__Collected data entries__
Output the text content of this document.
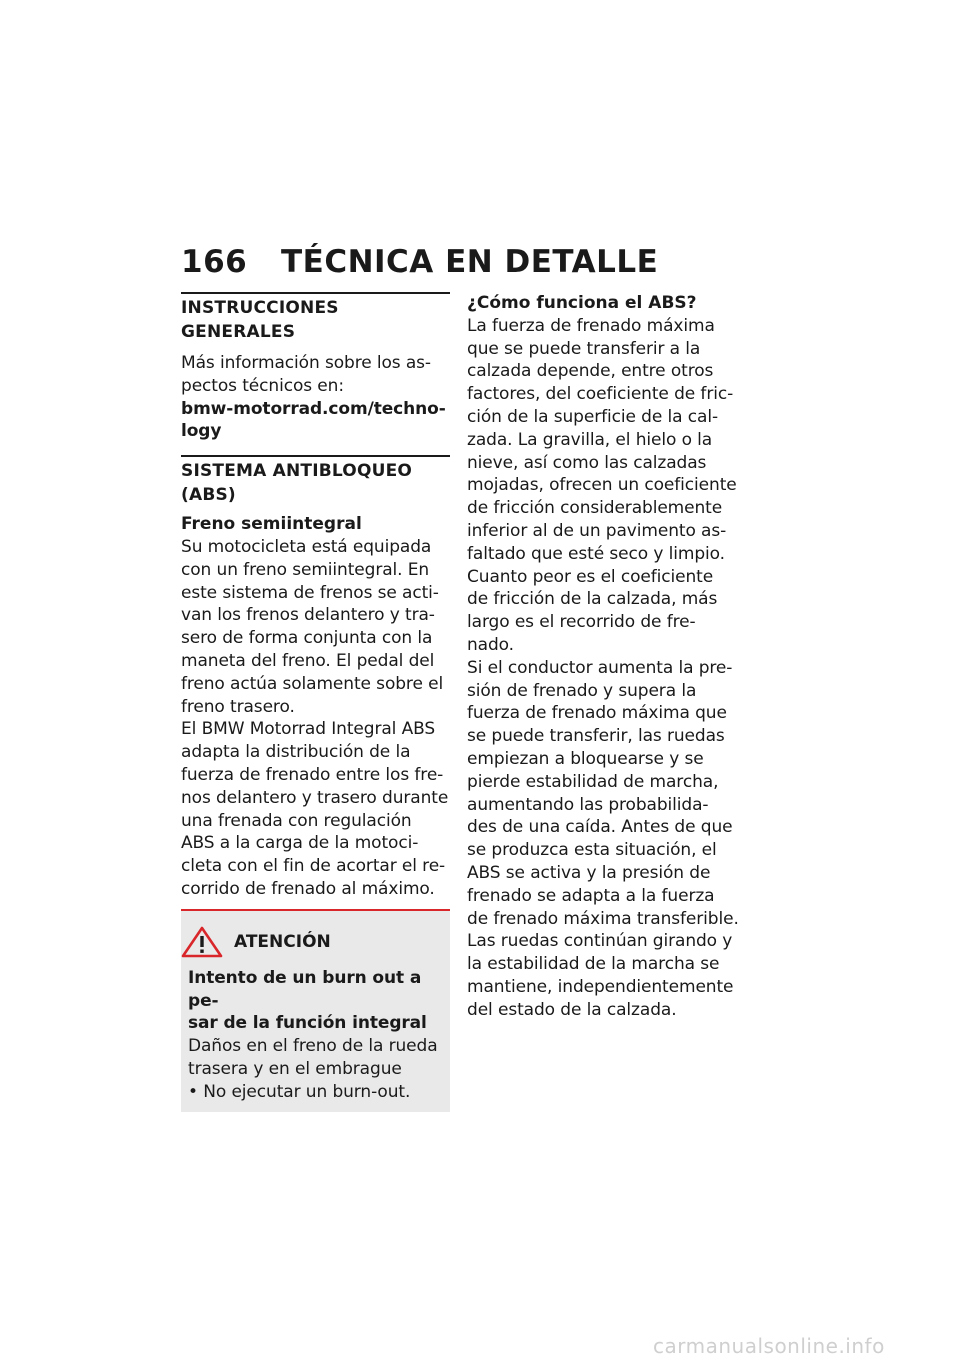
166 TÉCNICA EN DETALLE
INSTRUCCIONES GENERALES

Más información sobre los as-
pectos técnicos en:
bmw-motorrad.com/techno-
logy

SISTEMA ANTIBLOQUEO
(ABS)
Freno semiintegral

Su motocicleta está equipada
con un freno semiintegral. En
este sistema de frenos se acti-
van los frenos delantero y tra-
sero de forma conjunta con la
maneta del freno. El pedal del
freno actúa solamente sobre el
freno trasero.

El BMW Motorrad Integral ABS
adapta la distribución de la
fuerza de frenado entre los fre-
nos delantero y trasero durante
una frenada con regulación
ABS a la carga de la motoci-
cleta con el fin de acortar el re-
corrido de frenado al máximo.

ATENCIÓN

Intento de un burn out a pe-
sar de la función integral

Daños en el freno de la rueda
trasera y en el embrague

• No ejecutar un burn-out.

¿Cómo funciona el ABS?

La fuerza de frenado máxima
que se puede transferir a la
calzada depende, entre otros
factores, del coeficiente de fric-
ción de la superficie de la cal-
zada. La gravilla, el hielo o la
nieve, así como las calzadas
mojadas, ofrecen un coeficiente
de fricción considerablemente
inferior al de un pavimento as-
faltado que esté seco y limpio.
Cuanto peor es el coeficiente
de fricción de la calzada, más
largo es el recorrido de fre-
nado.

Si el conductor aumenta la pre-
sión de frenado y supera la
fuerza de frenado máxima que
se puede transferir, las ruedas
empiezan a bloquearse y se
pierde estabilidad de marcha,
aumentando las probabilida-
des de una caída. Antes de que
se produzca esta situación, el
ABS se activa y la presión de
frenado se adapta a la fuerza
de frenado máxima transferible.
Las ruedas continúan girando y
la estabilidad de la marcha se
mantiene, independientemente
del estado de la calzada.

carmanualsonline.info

--

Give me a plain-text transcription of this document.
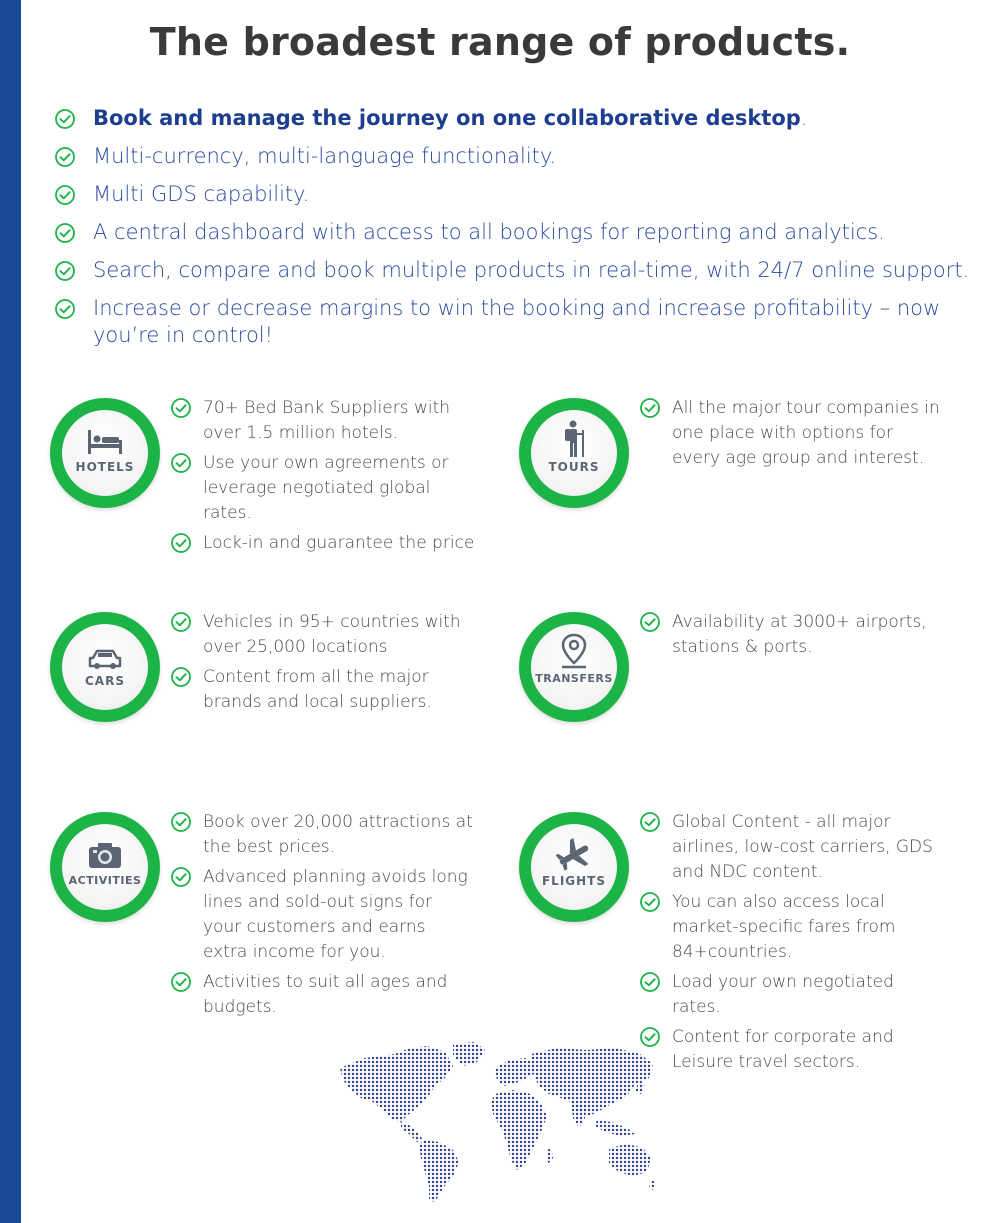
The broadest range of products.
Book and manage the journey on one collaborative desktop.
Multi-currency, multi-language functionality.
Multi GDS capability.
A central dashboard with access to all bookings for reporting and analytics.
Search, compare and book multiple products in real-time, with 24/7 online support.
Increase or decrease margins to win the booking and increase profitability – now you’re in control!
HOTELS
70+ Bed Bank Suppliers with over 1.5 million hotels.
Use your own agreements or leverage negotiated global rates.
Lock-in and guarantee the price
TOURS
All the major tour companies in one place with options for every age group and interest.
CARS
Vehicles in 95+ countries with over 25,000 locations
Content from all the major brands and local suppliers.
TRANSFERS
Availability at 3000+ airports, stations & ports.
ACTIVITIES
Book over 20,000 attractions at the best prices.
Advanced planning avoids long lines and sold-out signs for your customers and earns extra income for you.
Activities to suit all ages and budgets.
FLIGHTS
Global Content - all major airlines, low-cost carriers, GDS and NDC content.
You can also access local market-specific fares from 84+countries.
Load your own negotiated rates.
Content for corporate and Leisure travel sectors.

__WRITTEN REQUEST__
Above are entries; state the number of lines among them that contain "transferir", and nothing else.

__COMPLETE RESPONSE__
2